REQUIREMENTS: Each line below should be quoted exactly, please.

** BEGIN **

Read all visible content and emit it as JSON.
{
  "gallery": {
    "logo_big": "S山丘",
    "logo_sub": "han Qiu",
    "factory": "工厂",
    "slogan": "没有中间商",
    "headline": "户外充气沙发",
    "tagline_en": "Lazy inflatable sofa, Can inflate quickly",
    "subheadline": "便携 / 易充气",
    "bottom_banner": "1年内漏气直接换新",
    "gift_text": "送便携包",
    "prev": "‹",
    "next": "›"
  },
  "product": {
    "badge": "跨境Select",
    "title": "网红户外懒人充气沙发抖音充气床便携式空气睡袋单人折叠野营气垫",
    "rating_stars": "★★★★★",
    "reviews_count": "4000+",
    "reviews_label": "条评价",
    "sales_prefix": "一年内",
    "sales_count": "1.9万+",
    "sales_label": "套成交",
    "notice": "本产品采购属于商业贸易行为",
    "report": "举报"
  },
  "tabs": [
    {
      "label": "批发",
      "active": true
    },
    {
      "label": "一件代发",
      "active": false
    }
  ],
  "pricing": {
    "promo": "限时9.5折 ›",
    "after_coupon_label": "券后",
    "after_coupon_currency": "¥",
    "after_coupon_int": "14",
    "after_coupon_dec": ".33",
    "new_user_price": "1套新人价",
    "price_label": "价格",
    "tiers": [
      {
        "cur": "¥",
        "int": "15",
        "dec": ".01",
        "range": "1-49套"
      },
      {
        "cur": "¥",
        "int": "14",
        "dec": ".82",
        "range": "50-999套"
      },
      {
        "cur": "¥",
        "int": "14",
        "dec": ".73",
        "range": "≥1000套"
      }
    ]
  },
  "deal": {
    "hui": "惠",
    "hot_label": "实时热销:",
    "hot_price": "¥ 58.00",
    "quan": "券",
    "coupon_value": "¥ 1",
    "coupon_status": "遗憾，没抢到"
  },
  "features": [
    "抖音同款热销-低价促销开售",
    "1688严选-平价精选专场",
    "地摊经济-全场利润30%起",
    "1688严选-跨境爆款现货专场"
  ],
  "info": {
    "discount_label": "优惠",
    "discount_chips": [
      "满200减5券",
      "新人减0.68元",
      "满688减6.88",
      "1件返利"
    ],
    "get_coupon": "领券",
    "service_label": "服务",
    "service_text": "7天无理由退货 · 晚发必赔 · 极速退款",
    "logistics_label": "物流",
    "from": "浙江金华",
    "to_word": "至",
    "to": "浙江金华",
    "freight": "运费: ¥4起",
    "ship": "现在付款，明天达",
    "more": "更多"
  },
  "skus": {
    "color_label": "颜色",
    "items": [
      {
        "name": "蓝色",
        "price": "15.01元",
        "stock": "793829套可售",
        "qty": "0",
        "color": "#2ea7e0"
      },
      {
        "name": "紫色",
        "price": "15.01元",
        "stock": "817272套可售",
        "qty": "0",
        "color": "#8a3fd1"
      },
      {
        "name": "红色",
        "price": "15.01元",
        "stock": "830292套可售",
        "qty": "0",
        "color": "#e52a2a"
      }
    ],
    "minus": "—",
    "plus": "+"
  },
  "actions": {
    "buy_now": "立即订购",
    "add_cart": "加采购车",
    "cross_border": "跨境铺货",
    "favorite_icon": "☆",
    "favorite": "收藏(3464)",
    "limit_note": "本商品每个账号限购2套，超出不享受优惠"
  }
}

** END **

THE OUTPUT:
Read all visible content and emit it as JSON.
{
  "gallery": {
    "logo_big": "S山丘",
    "logo_sub": "han Qiu",
    "factory": "工厂",
    "slogan": "没有中间商",
    "headline": "户外充气沙发",
    "tagline_en": "Lazy inflatable sofa, Can inflate quickly",
    "subheadline": "便携 / 易充气",
    "bottom_banner": "1年内漏气直接换新",
    "gift_text": "送便携包",
    "prev": "‹",
    "next": "›"
  },
  "product": {
    "badge": "跨境Select",
    "title": "网红户外懒人充气沙发抖音充气床便携式空气睡袋单人折叠野营气垫",
    "rating_stars": "★★★★★",
    "reviews_count": "4000+",
    "reviews_label": "条评价",
    "sales_prefix": "一年内",
    "sales_count": "1.9万+",
    "sales_label": "套成交",
    "notice": "本产品采购属于商业贸易行为",
    "report": "举报"
  },
  "tabs": [
    {
      "label": "批发",
      "active": true
    },
    {
      "label": "一件代发",
      "active": false
    }
  ],
  "pricing": {
    "promo": "限时9.5折 ›",
    "after_coupon_label": "券后",
    "after_coupon_currency": "¥",
    "after_coupon_int": "14",
    "after_coupon_dec": ".33",
    "new_user_price": "1套新人价",
    "price_label": "价格",
    "tiers": [
      {
        "cur": "¥",
        "int": "15",
        "dec": ".01",
        "range": "1-49套"
      },
      {
        "cur": "¥",
        "int": "14",
        "dec": ".82",
        "range": "50-999套"
      },
      {
        "cur": "¥",
        "int": "14",
        "dec": ".73",
        "range": "≥1000套"
      }
    ]
  },
  "deal": {
    "hui": "惠",
    "hot_label": "实时热销:",
    "hot_price": "¥ 58.00",
    "quan": "券",
    "coupon_value": "¥ 1",
    "coupon_status": "遗憾，没抢到"
  },
  "features": [
    "抖音同款热销-低价促销开售",
    "1688严选-平价精选专场",
    "地摊经济-全场利润30%起",
    "1688严选-跨境爆款现货专场"
  ],
  "info": {
    "discount_label": "优惠",
    "discount_chips": [
      "满200减5券",
      "新人减0.68元",
      "满688减6.88",
      "1件返利"
    ],
    "get_coupon": "领券",
    "service_label": "服务",
    "service_text": "7天无理由退货 · 晚发必赔 · 极速退款",
    "logistics_label": "物流",
    "from": "浙江金华",
    "to_word": "至",
    "to": "浙江金华",
    "freight": "运费: ¥4起",
    "ship": "现在付款，明天达",
    "more": "更多"
  },
  "skus": {
    "color_label": "颜色",
    "items": [
      {
        "name": "蓝色",
        "price": "15.01元",
        "stock": "793829套可售",
        "qty": "0",
        "color": "#2ea7e0"
      },
      {
        "name": "紫色",
        "price": "15.01元",
        "stock": "817272套可售",
        "qty": "0",
        "color": "#8a3fd1"
      },
      {
        "name": "红色",
        "price": "15.01元",
        "stock": "830292套可售",
        "qty": "0",
        "color": "#e52a2a"
      }
    ],
    "minus": "—",
    "plus": "+"
  },
  "actions": {
    "buy_now": "立即订购",
    "add_cart": "加采购车",
    "cross_border": "跨境铺货",
    "favorite_icon": "☆",
    "favorite": "收藏(3464)",
    "limit_note": "本商品每个账号限购2套，超出不享受优惠"
  }
}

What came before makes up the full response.